**What to do:** Omit all pictures, then retype the data exactly as given.

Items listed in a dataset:
________

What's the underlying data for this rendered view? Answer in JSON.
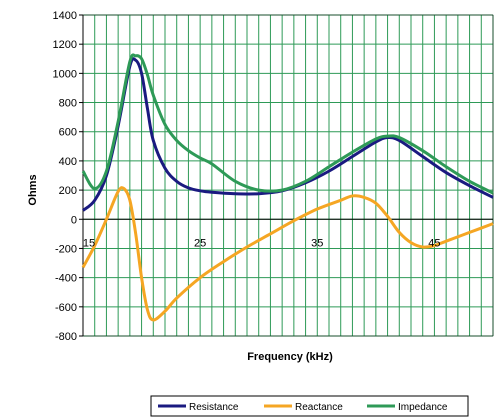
{
  "chart_data": {
    "type": "line",
    "title": "",
    "xlabel": "Frequency (kHz)",
    "ylabel": "Ohms",
    "xlim": [
      15,
      50
    ],
    "ylim": [
      -800,
      1400
    ],
    "x_ticks": [
      15,
      25,
      35,
      45
    ],
    "x_tick_labels": [
      "15",
      "25",
      "35",
      "45"
    ],
    "y_ticks": [
      -800,
      -600,
      -400,
      -200,
      0,
      200,
      400,
      600,
      800,
      1000,
      1200,
      1400
    ],
    "y_tick_labels": [
      "-800",
      "-600",
      "-400",
      "-200",
      "0",
      "200",
      "400",
      "600",
      "800",
      "1000",
      "1200",
      "1400"
    ],
    "grid": true,
    "grid_color": "#2e9a57",
    "legend_position": "bottom",
    "series": [
      {
        "name": "Resistance",
        "color": "#1a1a80",
        "x": [
          15,
          16,
          17,
          18,
          19,
          19.5,
          20,
          20.5,
          21,
          22,
          23,
          24,
          25,
          26,
          28,
          30,
          32,
          34,
          36,
          38,
          40,
          41,
          42,
          44,
          46,
          48,
          50
        ],
        "y": [
          60,
          130,
          300,
          640,
          1050,
          1090,
          1000,
          760,
          540,
          350,
          260,
          215,
          195,
          185,
          175,
          175,
          195,
          250,
          330,
          430,
          530,
          560,
          540,
          430,
          320,
          230,
          150
        ]
      },
      {
        "name": "Reactance",
        "color": "#f5a623",
        "x": [
          15,
          16,
          17,
          18,
          18.5,
          19,
          19.5,
          20,
          20.5,
          21,
          22,
          23,
          25,
          27,
          29,
          31,
          33,
          35,
          37,
          38,
          39,
          40,
          41,
          42,
          43,
          44,
          45,
          46,
          48,
          50
        ],
        "y": [
          -330,
          -180,
          0,
          190,
          210,
          130,
          -100,
          -400,
          -620,
          -690,
          -630,
          -540,
          -400,
          -290,
          -190,
          -100,
          -10,
          70,
          130,
          160,
          150,
          110,
          20,
          -90,
          -160,
          -190,
          -180,
          -150,
          -90,
          -30
        ]
      },
      {
        "name": "Impedance",
        "color": "#2e9a57",
        "x": [
          15,
          16,
          17,
          18,
          19,
          19.5,
          20,
          20.5,
          21,
          22,
          23,
          24,
          25,
          26,
          28,
          30,
          32,
          34,
          36,
          38,
          40,
          41,
          42,
          44,
          46,
          48,
          50
        ],
        "y": [
          330,
          210,
          330,
          670,
          1080,
          1120,
          1100,
          990,
          850,
          650,
          540,
          470,
          420,
          380,
          260,
          200,
          200,
          260,
          360,
          460,
          550,
          570,
          560,
          470,
          360,
          260,
          180
        ]
      }
    ]
  }
}
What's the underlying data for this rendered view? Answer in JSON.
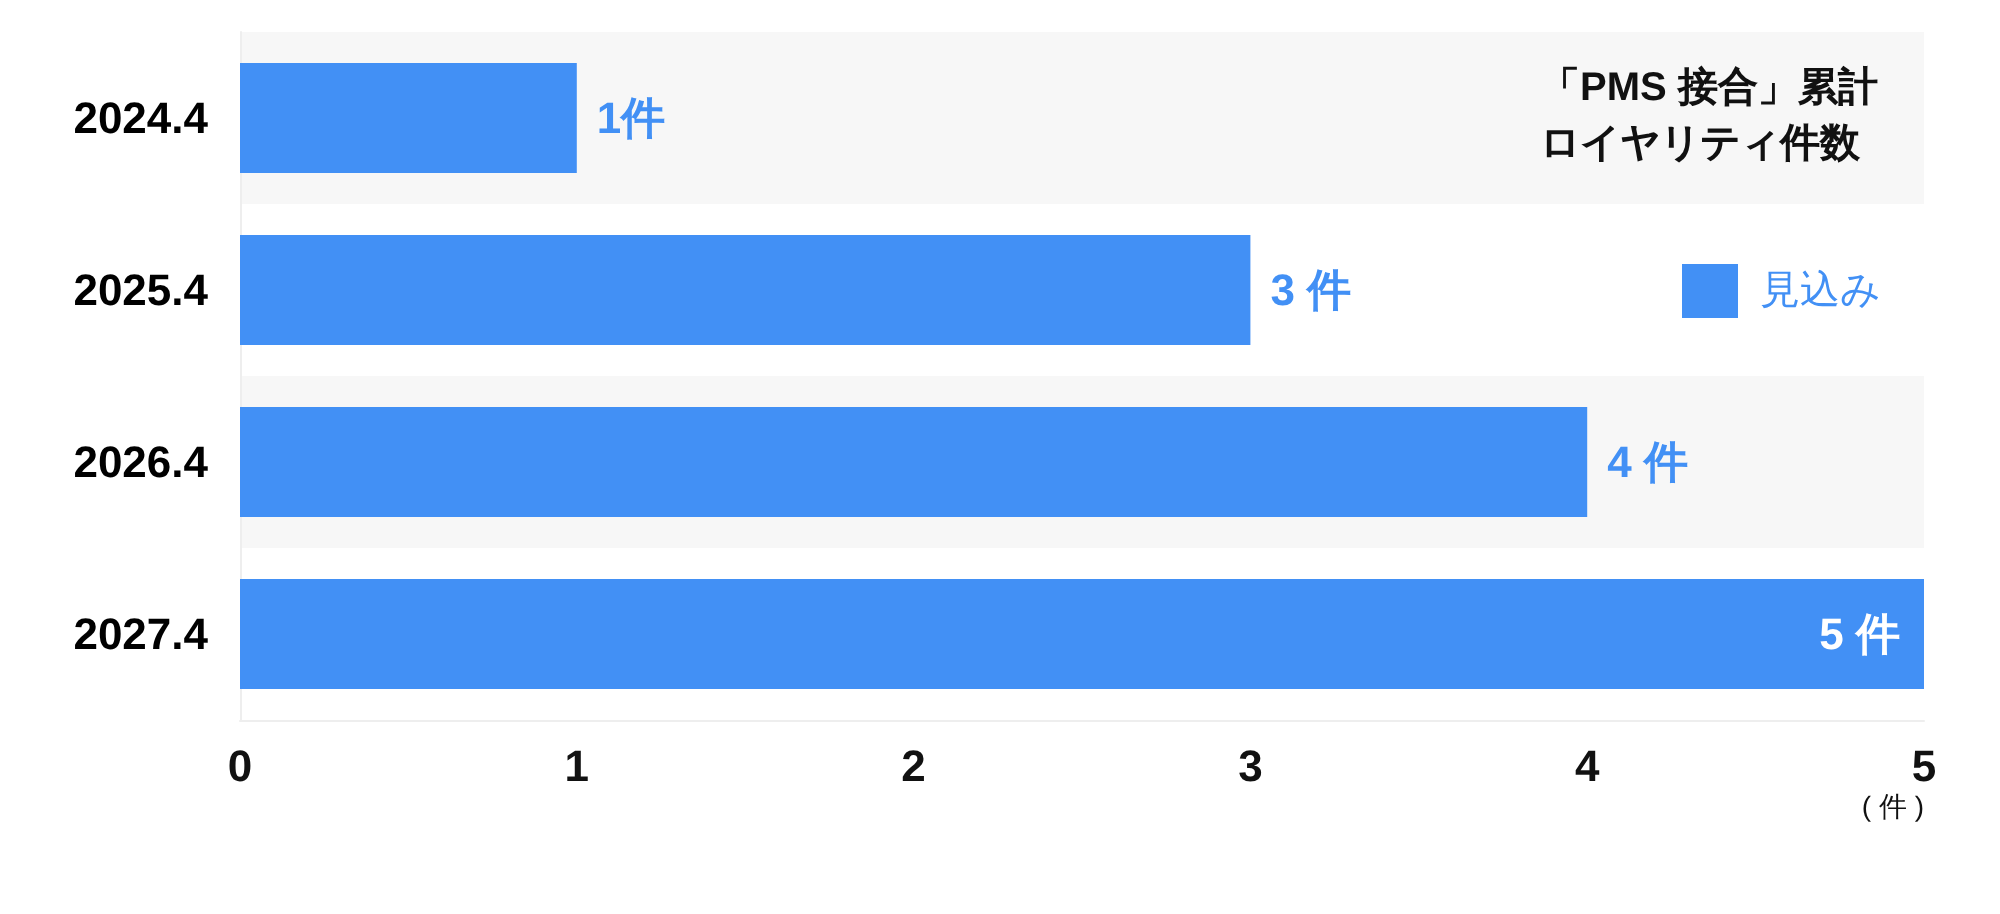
{
  "chart_data": {
    "type": "bar",
    "orientation": "horizontal",
    "title": "「PMS 接合」累計ロイヤリティ件数",
    "xlabel": "( 件 )",
    "categories": [
      "2024.4",
      "2025.4",
      "2026.4",
      "2027.4"
    ],
    "series": [
      {
        "name": "見込み",
        "color": "#4290f5",
        "values": [
          1,
          3,
          4,
          5
        ],
        "value_labels": [
          "1件",
          "3 件",
          "4 件",
          "5 件"
        ]
      }
    ],
    "xlim": [
      0,
      5
    ],
    "xticks": [
      0,
      1,
      2,
      3,
      4,
      5
    ],
    "legend": "top right",
    "bands": [
      {
        "axis": "y",
        "from": "2024.4",
        "to": "2024.4",
        "color": "#f7f7f7"
      },
      {
        "axis": "y",
        "from": "2026.4",
        "to": "2026.4",
        "color": "#f7f7f7"
      }
    ]
  }
}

________

**Final result:**
What's the underlying data for this rendered view? Answer in JSON.
{
  "chart_data": {
    "type": "line",
    "title": "",
    "xlabel": "Frequency (kHz)",
    "ylabel": "Ohms",
    "xlim": [
      15,
      50
    ],
    "ylim": [
      -800,
      1400
    ],
    "x_ticks": [
      15,
      25,
      35,
      45
    ],
    "x_tick_labels": [
      "15",
      "25",
      "35",
      "45"
    ],
    "y_ticks": [
      -800,
      -600,
      -400,
      -200,
      0,
      200,
      400,
      600,
      800,
      1000,
      1200,
      1400
    ],
    "y_tick_labels": [
      "-800",
      "-600",
      "-400",
      "-200",
      "0",
      "200",
      "400",
      "600",
      "800",
      "1000",
      "1200",
      "1400"
    ],
    "grid": true,
    "grid_color": "#2e9a57",
    "legend_position": "bottom",
    "series": [
      {
        "name": "Resistance",
        "color": "#1a1a80",
        "x": [
          15,
          16,
          17,
          18,
          19,
          19.5,
          20,
          20.5,
          21,
          22,
          23,
          24,
          25,
          26,
          28,
          30,
          32,
          34,
          36,
          38,
          40,
          41,
          42,
          44,
          46,
          48,
          50
        ],
        "y": [
          60,
          130,
          300,
          640,
          1050,
          1090,
          1000,
          760,
          540,
          350,
          260,
          215,
          195,
          185,
          175,
          175,
          195,
          250,
          330,
          430,
          530,
          560,
          540,
          430,
          320,
          230,
          150
        ]
      },
      {
        "name": "Reactance",
        "color": "#f5a623",
        "x": [
          15,
          16,
          17,
          18,
          18.5,
          19,
          19.5,
          20,
          20.5,
          21,
          22,
          23,
          25,
          27,
          29,
          31,
          33,
          35,
          37,
          38,
          39,
          40,
          41,
          42,
          43,
          44,
          45,
          46,
          48,
          50
        ],
        "y": [
          -330,
          -180,
          0,
          190,
          210,
          130,
          -100,
          -400,
          -620,
          -690,
          -630,
          -540,
          -400,
          -290,
          -190,
          -100,
          -10,
          70,
          130,
          160,
          150,
          110,
          20,
          -90,
          -160,
          -190,
          -180,
          -150,
          -90,
          -30
        ]
      },
      {
        "name": "Impedance",
        "color": "#2e9a57",
        "x": [
          15,
          16,
          17,
          18,
          19,
          19.5,
          20,
          20.5,
          21,
          22,
          23,
          24,
          25,
          26,
          28,
          30,
          32,
          34,
          36,
          38,
          40,
          41,
          42,
          44,
          46,
          48,
          50
        ],
        "y": [
          330,
          210,
          330,
          670,
          1080,
          1120,
          1100,
          990,
          850,
          650,
          540,
          470,
          420,
          380,
          260,
          200,
          200,
          260,
          360,
          460,
          550,
          570,
          560,
          470,
          360,
          260,
          180
        ]
      }
    ]
  }
}
What's the underlying data for this rendered view? Answer in JSON.
{
  "chart_data": {
    "type": "bar",
    "orientation": "horizontal",
    "title": "「PMS 接合」累計ロイヤリティ件数",
    "xlabel": "( 件 )",
    "categories": [
      "2024.4",
      "2025.4",
      "2026.4",
      "2027.4"
    ],
    "series": [
      {
        "name": "見込み",
        "color": "#4290f5",
        "values": [
          1,
          3,
          4,
          5
        ],
        "value_labels": [
          "1件",
          "3 件",
          "4 件",
          "5 件"
        ]
      }
    ],
    "xlim": [
      0,
      5
    ],
    "xticks": [
      0,
      1,
      2,
      3,
      4,
      5
    ],
    "legend": "top right",
    "bands": [
      {
        "axis": "y",
        "from": "2024.4",
        "to": "2024.4",
        "color": "#f7f7f7"
      },
      {
        "axis": "y",
        "from": "2026.4",
        "to": "2026.4",
        "color": "#f7f7f7"
      }
    ]
  }
}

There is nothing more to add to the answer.